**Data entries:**
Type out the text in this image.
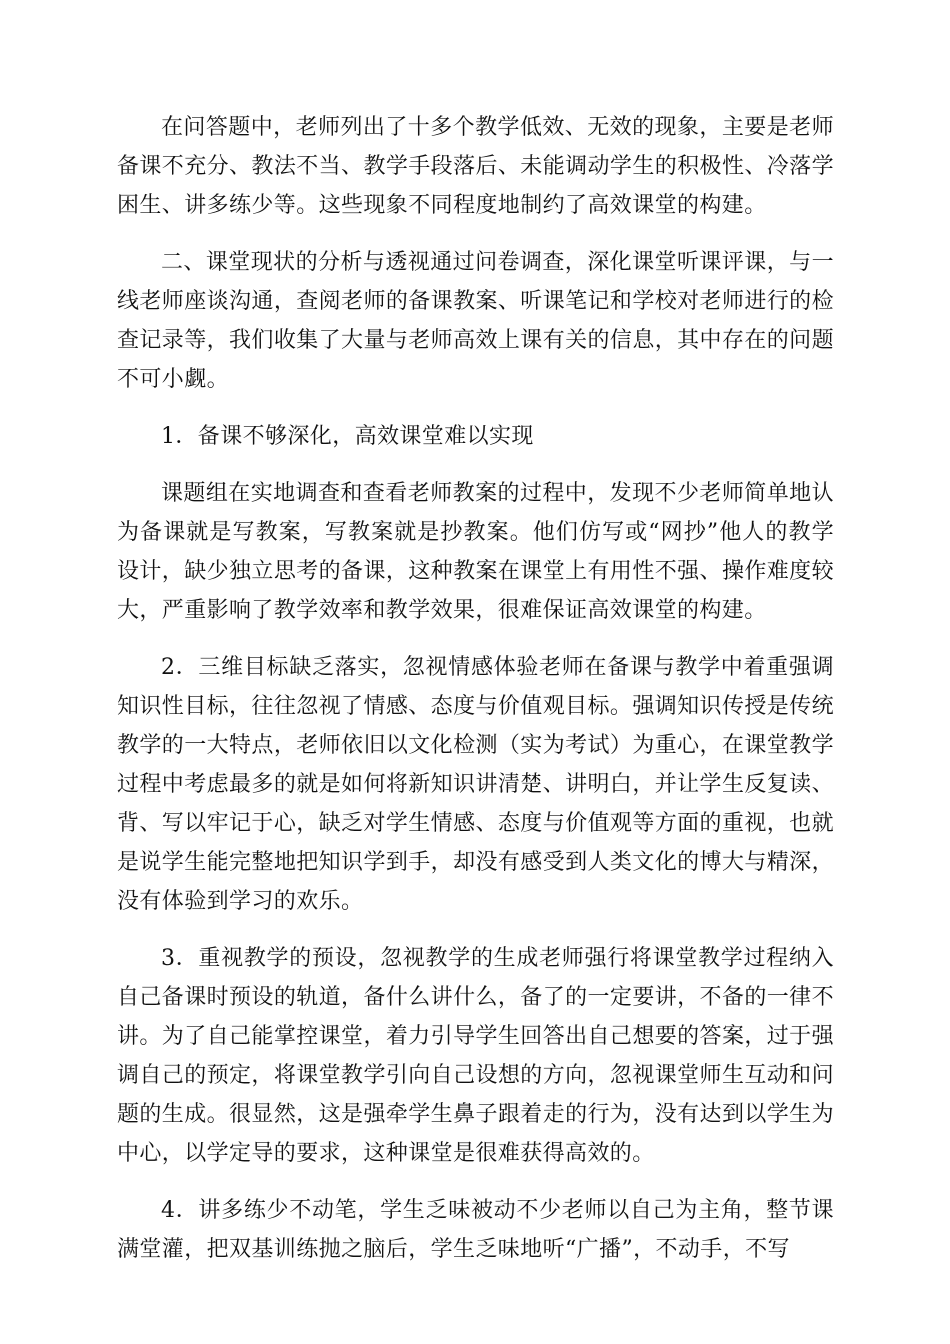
在问答题中，老师列出了十多个教学低效、无效的现象，主要是老师备课不充分、教法不当、教学手段落后、未能调动学生的积极性、冷落学困生、讲多练少等。这些现象不同程度地制约了高效课堂的构建。

二、课堂现状的分析与透视通过问卷调查，深化课堂听课评课，与一线老师座谈沟通，查阅老师的备课教案、听课笔记和学校对老师进行的检查记录等，我们收集了大量与老师高效上课有关的信息，其中存在的问题不可小觑。

1．备课不够深化，高效课堂难以实现

课题组在实地调查和查看老师教案的过程中，发现不少老师简单地认为备课就是写教案，写教案就是抄教案。他们仿写或“网抄”他人的教学设计，缺少独立思考的备课，这种教案在课堂上有用性不强、操作难度较大，严重影响了教学效率和教学效果，很难保证高效课堂的构建。

2．三维目标缺乏落实，忽视情感体验老师在备课与教学中着重强调知识性目标，往往忽视了情感、态度与价值观目标。强调知识传授是传统教学的一大特点，老师依旧以文化检测（实为考试）为重心，在课堂教学过程中考虑最多的就是如何将新知识讲清楚、讲明白，并让学生反复读、背、写以牢记于心，缺乏对学生情感、态度与价值观等方面的重视，也就是说学生能完整地把知识学到手，却没有感受到人类文化的博大与精深，没有体验到学习的欢乐。

3．重视教学的预设，忽视教学的生成老师强行将课堂教学过程纳入自己备课时预设的轨道，备什么讲什么，备了的一定要讲，不备的一律不讲。为了自己能掌控课堂，着力引导学生回答出自己想要的答案，过于强调自己的预定，将课堂教学引向自己设想的方向，忽视课堂师生互动和问题的生成。很显然，这是强牵学生鼻子跟着走的行为，没有达到以学生为中心，以学定导的要求，这种课堂是很难获得高效的。

4．讲多练少不动笔，学生乏味被动不少老师以自己为主角，整节课满堂灌，把双基训练抛之脑后，学生乏味地听“广播”，不动手，不写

**GOAL OF THE EXERCISE:**
Omit every picture while copying the listing above exactly.

**TASK RESULT:**
Type out the text in this image.
在问答题中，老师列出了十多个教学低效、无效的现象，主要是老师备课不充分、教法不当、教学手段落后、未能调动学生的积极性、冷落学困生、讲多练少等。这些现象不同程度地制约了高效课堂的构建。

二、课堂现状的分析与透视通过问卷调查，深化课堂听课评课，与一线老师座谈沟通，查阅老师的备课教案、听课笔记和学校对老师进行的检查记录等，我们收集了大量与老师高效上课有关的信息，其中存在的问题不可小觑。

1．备课不够深化，高效课堂难以实现

课题组在实地调查和查看老师教案的过程中，发现不少老师简单地认为备课就是写教案，写教案就是抄教案。他们仿写或“网抄”他人的教学设计，缺少独立思考的备课，这种教案在课堂上有用性不强、操作难度较大，严重影响了教学效率和教学效果，很难保证高效课堂的构建。

2．三维目标缺乏落实，忽视情感体验老师在备课与教学中着重强调知识性目标，往往忽视了情感、态度与价值观目标。强调知识传授是传统教学的一大特点，老师依旧以文化检测（实为考试）为重心，在课堂教学过程中考虑最多的就是如何将新知识讲清楚、讲明白，并让学生反复读、背、写以牢记于心，缺乏对学生情感、态度与价值观等方面的重视，也就是说学生能完整地把知识学到手，却没有感受到人类文化的博大与精深，没有体验到学习的欢乐。

3．重视教学的预设，忽视教学的生成老师强行将课堂教学过程纳入自己备课时预设的轨道，备什么讲什么，备了的一定要讲，不备的一律不讲。为了自己能掌控课堂，着力引导学生回答出自己想要的答案，过于强调自己的预定，将课堂教学引向自己设想的方向，忽视课堂师生互动和问题的生成。很显然，这是强牵学生鼻子跟着走的行为，没有达到以学生为中心，以学定导的要求，这种课堂是很难获得高效的。

4．讲多练少不动笔，学生乏味被动不少老师以自己为主角，整节课满堂灌，把双基训练抛之脑后，学生乏味地听“广播”，不动手，不写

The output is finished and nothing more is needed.